=== PROBLEM TO SOLVE ===
Locate the lines of the listing below that hold "from", then copy each of them.

=== DATASET ROWS ===
========================================================================

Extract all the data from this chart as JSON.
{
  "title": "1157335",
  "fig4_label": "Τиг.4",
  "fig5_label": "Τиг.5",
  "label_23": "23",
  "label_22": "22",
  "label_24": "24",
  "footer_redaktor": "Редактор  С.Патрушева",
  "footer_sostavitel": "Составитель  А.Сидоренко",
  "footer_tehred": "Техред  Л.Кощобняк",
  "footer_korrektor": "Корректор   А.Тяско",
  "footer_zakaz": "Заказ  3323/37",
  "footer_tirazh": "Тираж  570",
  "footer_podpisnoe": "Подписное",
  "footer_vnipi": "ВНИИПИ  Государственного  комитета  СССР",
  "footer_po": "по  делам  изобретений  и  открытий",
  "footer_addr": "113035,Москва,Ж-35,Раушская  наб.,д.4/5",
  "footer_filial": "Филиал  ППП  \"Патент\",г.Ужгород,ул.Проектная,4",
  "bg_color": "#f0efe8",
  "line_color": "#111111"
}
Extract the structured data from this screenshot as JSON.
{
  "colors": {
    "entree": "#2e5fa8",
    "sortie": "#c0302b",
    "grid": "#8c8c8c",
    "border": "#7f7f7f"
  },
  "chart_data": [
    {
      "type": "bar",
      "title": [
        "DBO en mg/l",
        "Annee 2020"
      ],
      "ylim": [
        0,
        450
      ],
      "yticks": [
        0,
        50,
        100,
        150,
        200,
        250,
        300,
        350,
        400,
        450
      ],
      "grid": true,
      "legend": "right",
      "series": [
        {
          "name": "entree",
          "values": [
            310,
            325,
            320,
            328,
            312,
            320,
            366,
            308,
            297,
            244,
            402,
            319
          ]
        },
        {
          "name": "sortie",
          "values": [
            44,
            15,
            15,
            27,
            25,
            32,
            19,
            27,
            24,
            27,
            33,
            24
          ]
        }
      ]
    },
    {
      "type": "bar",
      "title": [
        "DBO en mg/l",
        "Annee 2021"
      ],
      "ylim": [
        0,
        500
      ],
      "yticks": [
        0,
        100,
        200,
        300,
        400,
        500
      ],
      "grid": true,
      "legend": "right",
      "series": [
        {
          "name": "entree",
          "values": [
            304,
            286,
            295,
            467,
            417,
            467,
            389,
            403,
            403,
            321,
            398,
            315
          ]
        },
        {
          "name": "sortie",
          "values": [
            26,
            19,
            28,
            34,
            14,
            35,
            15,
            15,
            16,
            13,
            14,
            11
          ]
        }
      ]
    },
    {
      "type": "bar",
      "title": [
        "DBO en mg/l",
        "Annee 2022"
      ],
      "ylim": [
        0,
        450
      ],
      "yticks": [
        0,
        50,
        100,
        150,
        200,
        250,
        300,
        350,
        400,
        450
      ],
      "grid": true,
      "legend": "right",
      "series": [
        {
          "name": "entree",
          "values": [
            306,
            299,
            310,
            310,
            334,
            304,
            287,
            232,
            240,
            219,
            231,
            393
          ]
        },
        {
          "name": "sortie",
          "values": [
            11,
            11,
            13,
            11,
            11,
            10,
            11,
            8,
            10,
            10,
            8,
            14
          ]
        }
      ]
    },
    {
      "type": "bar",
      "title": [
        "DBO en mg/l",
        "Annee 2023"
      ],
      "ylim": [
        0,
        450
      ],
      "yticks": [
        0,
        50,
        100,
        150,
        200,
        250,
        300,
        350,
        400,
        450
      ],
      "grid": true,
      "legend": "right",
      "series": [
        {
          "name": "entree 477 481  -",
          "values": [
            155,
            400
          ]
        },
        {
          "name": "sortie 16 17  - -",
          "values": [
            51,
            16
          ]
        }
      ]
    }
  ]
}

========================================================================

=== RESULT FOR THIS TASK ===
Extract all the data from this chart as JSON.
Extract the structured data from this screenshot as JSON.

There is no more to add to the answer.